REQUIRED WORK. Go through the lines below and copy each one that holds the string "object".

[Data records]
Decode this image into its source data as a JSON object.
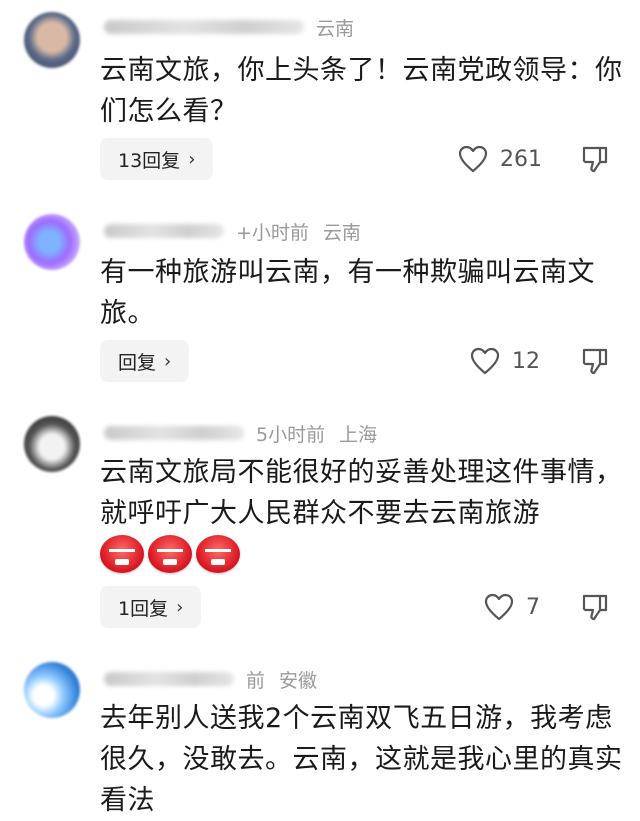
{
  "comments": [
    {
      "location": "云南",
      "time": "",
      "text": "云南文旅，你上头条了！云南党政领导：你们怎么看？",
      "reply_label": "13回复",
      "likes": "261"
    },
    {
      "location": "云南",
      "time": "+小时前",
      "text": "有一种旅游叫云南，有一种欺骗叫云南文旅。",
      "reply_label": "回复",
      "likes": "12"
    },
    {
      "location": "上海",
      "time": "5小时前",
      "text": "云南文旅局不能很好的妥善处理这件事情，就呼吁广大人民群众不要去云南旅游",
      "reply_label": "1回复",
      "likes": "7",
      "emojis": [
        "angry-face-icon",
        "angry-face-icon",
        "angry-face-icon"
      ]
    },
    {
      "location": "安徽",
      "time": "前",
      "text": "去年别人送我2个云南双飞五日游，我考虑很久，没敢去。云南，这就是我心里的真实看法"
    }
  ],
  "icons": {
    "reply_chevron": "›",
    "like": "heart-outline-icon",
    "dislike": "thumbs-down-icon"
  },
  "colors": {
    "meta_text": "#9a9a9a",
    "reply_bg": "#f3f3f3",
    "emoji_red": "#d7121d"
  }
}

---

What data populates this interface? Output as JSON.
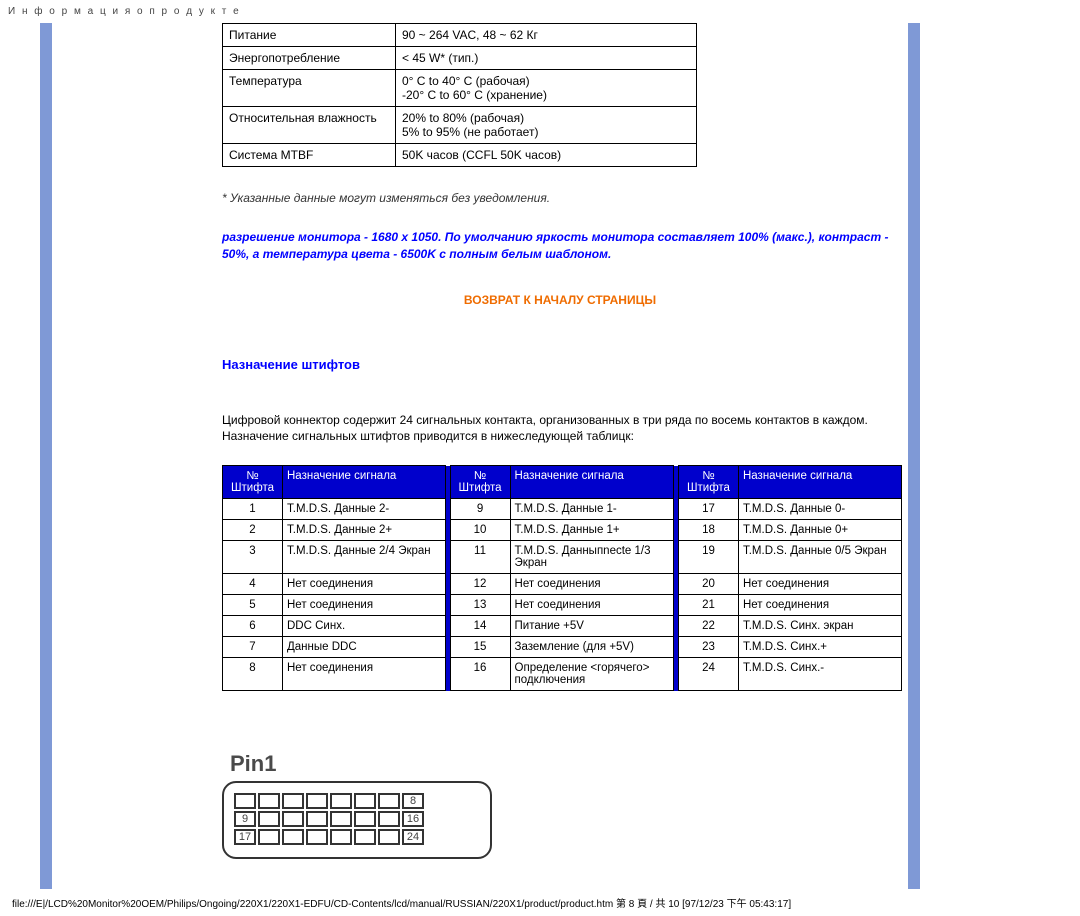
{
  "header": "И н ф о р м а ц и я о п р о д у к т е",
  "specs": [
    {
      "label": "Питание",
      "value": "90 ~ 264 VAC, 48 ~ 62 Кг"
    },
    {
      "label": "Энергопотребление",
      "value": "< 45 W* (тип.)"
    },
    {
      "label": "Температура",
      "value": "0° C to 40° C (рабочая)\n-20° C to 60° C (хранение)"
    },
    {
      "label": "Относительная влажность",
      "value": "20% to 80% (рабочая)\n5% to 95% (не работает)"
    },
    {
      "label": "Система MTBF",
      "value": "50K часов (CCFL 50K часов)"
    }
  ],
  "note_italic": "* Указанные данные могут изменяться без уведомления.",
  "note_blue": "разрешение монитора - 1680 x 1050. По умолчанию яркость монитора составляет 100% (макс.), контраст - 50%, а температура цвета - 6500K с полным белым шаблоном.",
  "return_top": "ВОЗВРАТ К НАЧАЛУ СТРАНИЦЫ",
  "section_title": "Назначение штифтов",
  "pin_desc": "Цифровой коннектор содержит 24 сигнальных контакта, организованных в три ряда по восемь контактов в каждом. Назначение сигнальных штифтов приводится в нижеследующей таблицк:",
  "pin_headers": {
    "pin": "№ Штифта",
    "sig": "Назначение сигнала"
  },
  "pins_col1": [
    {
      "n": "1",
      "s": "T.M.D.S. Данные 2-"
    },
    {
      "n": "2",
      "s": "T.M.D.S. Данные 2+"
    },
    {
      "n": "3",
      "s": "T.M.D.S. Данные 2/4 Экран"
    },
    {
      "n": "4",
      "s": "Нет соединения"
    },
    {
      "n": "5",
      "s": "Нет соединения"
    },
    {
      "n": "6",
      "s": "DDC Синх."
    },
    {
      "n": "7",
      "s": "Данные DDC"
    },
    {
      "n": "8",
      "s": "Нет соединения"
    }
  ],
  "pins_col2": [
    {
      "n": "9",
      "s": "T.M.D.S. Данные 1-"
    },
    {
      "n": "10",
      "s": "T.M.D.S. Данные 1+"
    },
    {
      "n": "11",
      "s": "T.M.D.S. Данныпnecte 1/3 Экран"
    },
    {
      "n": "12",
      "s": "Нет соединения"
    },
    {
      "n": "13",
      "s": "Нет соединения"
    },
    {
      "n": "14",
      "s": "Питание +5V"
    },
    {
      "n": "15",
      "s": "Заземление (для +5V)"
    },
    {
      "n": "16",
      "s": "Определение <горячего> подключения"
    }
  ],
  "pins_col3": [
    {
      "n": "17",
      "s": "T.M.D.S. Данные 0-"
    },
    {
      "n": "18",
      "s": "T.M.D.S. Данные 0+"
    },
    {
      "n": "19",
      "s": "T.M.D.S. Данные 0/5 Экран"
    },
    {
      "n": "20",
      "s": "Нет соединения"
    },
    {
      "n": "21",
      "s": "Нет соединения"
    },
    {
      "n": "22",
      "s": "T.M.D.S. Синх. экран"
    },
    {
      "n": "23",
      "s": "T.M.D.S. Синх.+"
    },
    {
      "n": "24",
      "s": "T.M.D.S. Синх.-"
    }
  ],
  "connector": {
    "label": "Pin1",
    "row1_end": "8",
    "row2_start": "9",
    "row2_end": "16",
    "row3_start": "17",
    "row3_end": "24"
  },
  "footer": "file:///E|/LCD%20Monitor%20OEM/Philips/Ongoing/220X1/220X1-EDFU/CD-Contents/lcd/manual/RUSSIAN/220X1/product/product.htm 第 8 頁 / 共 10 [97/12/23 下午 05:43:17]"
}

---

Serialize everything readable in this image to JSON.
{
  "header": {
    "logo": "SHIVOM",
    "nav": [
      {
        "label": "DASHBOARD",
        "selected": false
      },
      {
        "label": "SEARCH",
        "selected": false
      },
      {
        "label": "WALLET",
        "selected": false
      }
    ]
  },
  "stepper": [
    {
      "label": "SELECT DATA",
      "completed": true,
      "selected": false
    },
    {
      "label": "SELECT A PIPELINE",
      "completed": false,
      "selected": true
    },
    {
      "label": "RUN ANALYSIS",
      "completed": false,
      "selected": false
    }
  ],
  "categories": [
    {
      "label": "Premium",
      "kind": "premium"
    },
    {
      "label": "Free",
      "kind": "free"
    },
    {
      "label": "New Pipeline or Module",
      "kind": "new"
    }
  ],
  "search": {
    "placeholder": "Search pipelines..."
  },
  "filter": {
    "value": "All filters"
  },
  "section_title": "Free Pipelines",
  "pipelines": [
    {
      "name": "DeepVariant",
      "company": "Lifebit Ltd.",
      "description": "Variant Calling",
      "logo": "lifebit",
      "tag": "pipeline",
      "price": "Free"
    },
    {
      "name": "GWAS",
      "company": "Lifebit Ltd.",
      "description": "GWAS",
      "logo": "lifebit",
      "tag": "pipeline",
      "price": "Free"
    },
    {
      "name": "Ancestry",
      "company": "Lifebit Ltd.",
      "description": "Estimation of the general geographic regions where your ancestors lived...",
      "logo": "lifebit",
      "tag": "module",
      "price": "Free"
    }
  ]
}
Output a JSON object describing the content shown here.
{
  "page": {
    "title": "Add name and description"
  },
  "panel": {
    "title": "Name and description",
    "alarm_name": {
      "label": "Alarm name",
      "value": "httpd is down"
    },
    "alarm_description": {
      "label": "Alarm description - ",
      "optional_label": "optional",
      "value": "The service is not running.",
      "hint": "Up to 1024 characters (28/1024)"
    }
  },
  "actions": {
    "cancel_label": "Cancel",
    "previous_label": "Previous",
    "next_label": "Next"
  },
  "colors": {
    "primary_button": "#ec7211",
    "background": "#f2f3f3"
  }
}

FULL SOLUTION.
Decode this image into its source data as a JSON object.
Output a JSON object describing the content shown here.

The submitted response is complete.